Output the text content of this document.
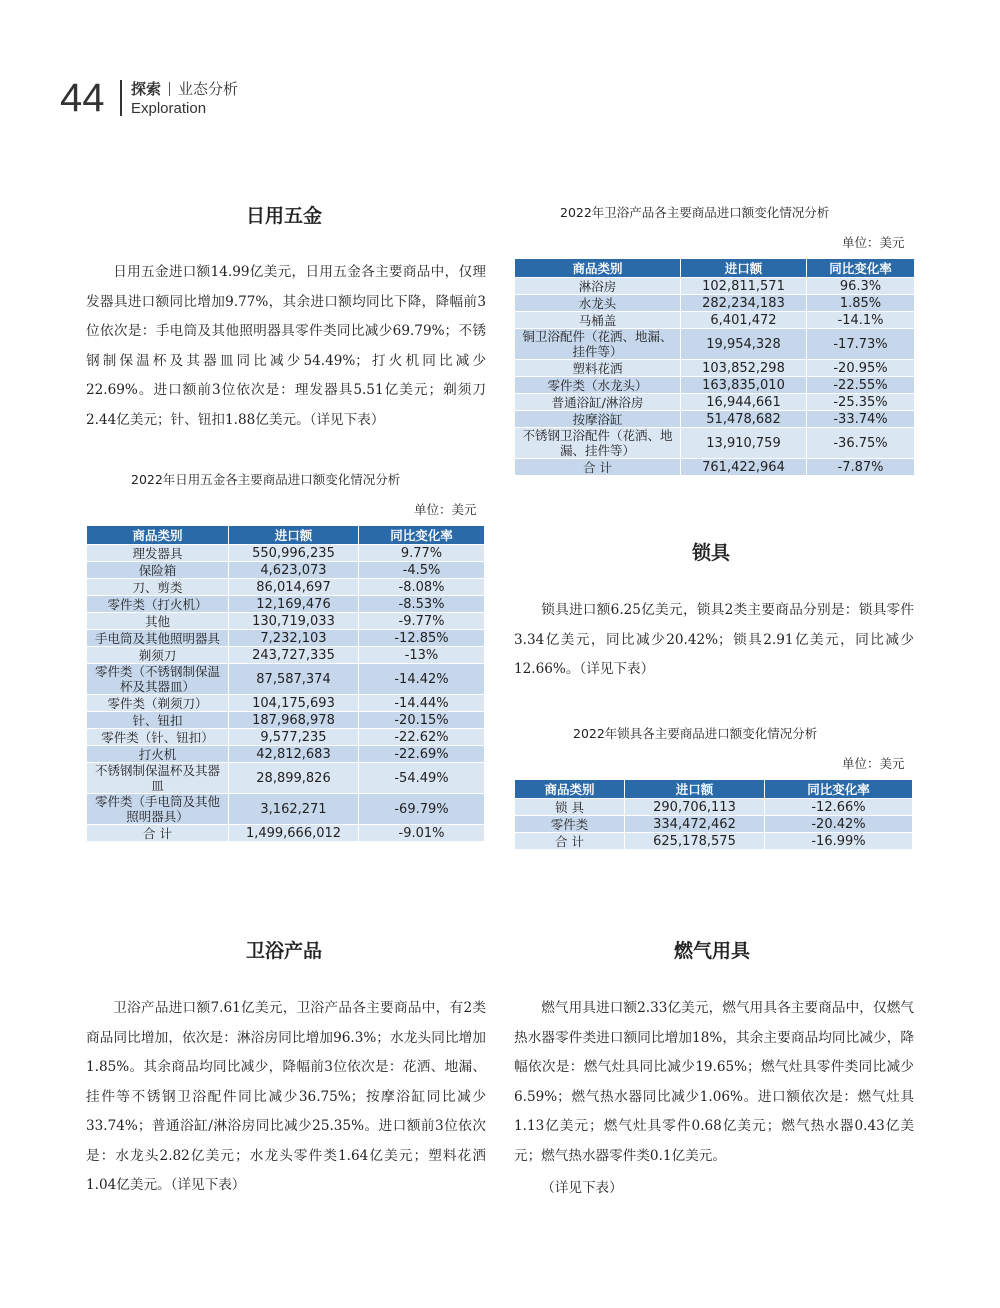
44 探索 业态分析
Exploration
日用五金
日用五金进口额14.99亿美元，日用五金各主要商品中，仅理发器具进口额同比增加9.77%，其余进口额均同比下降，降幅前3位依次是：手电筒及其他照明器具零件类同比减少69.79%；不锈钢制保温杯及其器皿同比减少54.49%；打火机同比减少22.69%。进口额前3位依次是：理发器具5.51亿美元；剃须刀2.44亿美元；针、钮扣1.88亿美元。（详见下表）
2022年日用五金各主要商品进口额变化情况分析
单位：美元
商品类别	进口额	同比变化率
理发器具	550,996,235	9.77%
保险箱	4,623,073	-4.5%
刀、剪类	86,014,697	-8.08%
零件类（打火机）	12,169,476	-8.53%
其他	130,719,033	-9.77%
手电筒及其他照明器具	7,232,103	-12.85%
剃须刀	243,727,335	-13%
零件类（不锈钢制保温杯及其器皿）	87,587,374	-14.42%
零件类（剃须刀）	104,175,693	-14.44%
针、钮扣	187,968,978	-20.15%
零件类（针、钮扣）	9,577,235	-22.62%
打火机	42,812,683	-22.69%
不锈钢制保温杯及其器皿	28,899,826	-54.49%
零件类（手电筒及其他照明器具）	3,162,271	-69.79%
合 计	1,499,666,012	-9.01%
卫浴产品
卫浴产品进口额7.61亿美元，卫浴产品各主要商品中，有2类商品同比增加，依次是：淋浴房同比增加96.3%；水龙头同比增加1.85%。其余商品均同比减少，降幅前3位依次是：花洒、地漏、挂件等不锈钢卫浴配件同比减少36.75%；按摩浴缸同比减少33.74%；普通浴缸/淋浴房同比减少25.35%。进口额前3位依次是：水龙头2.82亿美元；水龙头零件类1.64亿美元；塑料花洒1.04亿美元。（详见下表）
2022年卫浴产品各主要商品进口额变化情况分析
单位：美元
商品类别	进口额	同比变化率
淋浴房	102,811,571	96.3%
水龙头	282,234,183	1.85%
马桶盖	6,401,472	-14.1%
铜卫浴配件（花洒、地漏、挂件等）	19,954,328	-17.73%
塑料花洒	103,852,298	-20.95%
零件类（水龙头）	163,835,010	-22.55%
普通浴缸/淋浴房	16,944,661	-25.35%
按摩浴缸	51,478,682	-33.74%
不锈钢卫浴配件（花洒、地漏、挂件等）	13,910,759	-36.75%
合 计	761,422,964	-7.87%
锁具
锁具进口额6.25亿美元，锁具2类主要商品分别是：锁具零件3.34亿美元，同比减少20.42%；锁具2.91亿美元，同比减少12.66%。（详见下表）
2022年锁具各主要商品进口额变化情况分析
单位：美元
商品类别	进口额	同比变化率
锁 具	290,706,113	-12.66%
零件类	334,472,462	-20.42%
合 计	625,178,575	-16.99%
燃气用具
燃气用具进口额2.33亿美元，燃气用具各主要商品中，仅燃气热水器零件类进口额同比增加18%，其余主要商品均同比减少，降幅依次是：燃气灶具同比减少19.65%；燃气灶具零件类同比减少6.59%；燃气热水器同比减少1.06%。进口额依次是：燃气灶具1.13亿美元；燃气灶具零件0.68亿美元；燃气热水器0.43亿美元；燃气热水器零件类0.1亿美元。
（详见下表）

** Work required **
Take the data above and repeat it exactly, leaving each picture out.

** Reply to the exercise **
Output the text content of this document.
44 探索 业态分析
Exploration
日用五金
日用五金进口额14.99亿美元，日用五金各主要商品中，仅理发器具进口额同比增加9.77%，其余进口额均同比下降，降幅前3位依次是：手电筒及其他照明器具零件类同比减少69.79%；不锈钢制保温杯及其器皿同比减少54.49%；打火机同比减少22.69%。进口额前3位依次是：理发器具5.51亿美元；剃须刀2.44亿美元；针、钮扣1.88亿美元。（详见下表）
2022年日用五金各主要商品进口额变化情况分析
单位：美元
商品类别	进口额	同比变化率
理发器具	550,996,235	9.77%
保险箱	4,623,073	-4.5%
刀、剪类	86,014,697	-8.08%
零件类（打火机）	12,169,476	-8.53%
其他	130,719,033	-9.77%
手电筒及其他照明器具	7,232,103	-12.85%
剃须刀	243,727,335	-13%
零件类（不锈钢制保温杯及其器皿）	87,587,374	-14.42%
零件类（剃须刀）	104,175,693	-14.44%
针、钮扣	187,968,978	-20.15%
零件类（针、钮扣）	9,577,235	-22.62%
打火机	42,812,683	-22.69%
不锈钢制保温杯及其器皿	28,899,826	-54.49%
零件类（手电筒及其他照明器具）	3,162,271	-69.79%
合 计	1,499,666,012	-9.01%
卫浴产品
卫浴产品进口额7.61亿美元，卫浴产品各主要商品中，有2类商品同比增加，依次是：淋浴房同比增加96.3%；水龙头同比增加1.85%。其余商品均同比减少，降幅前3位依次是：花洒、地漏、挂件等不锈钢卫浴配件同比减少36.75%；按摩浴缸同比减少33.74%；普通浴缸/淋浴房同比减少25.35%。进口额前3位依次是：水龙头2.82亿美元；水龙头零件类1.64亿美元；塑料花洒1.04亿美元。（详见下表）
2022年卫浴产品各主要商品进口额变化情况分析
单位：美元
商品类别	进口额	同比变化率
淋浴房	102,811,571	96.3%
水龙头	282,234,183	1.85%
马桶盖	6,401,472	-14.1%
铜卫浴配件（花洒、地漏、挂件等）	19,954,328	-17.73%
塑料花洒	103,852,298	-20.95%
零件类（水龙头）	163,835,010	-22.55%
普通浴缸/淋浴房	16,944,661	-25.35%
按摩浴缸	51,478,682	-33.74%
不锈钢卫浴配件（花洒、地漏、挂件等）	13,910,759	-36.75%
合 计	761,422,964	-7.87%
锁具
锁具进口额6.25亿美元，锁具2类主要商品分别是：锁具零件3.34亿美元，同比减少20.42%；锁具2.91亿美元，同比减少12.66%。（详见下表）
2022年锁具各主要商品进口额变化情况分析
单位：美元
商品类别	进口额	同比变化率
锁 具	290,706,113	-12.66%
零件类	334,472,462	-20.42%
合 计	625,178,575	-16.99%
燃气用具
燃气用具进口额2.33亿美元，燃气用具各主要商品中，仅燃气热水器零件类进口额同比增加18%，其余主要商品均同比减少，降幅依次是：燃气灶具同比减少19.65%；燃气灶具零件类同比减少6.59%；燃气热水器同比减少1.06%。进口额依次是：燃气灶具1.13亿美元；燃气灶具零件0.68亿美元；燃气热水器0.43亿美元；燃气热水器零件类0.1亿美元。
（详见下表）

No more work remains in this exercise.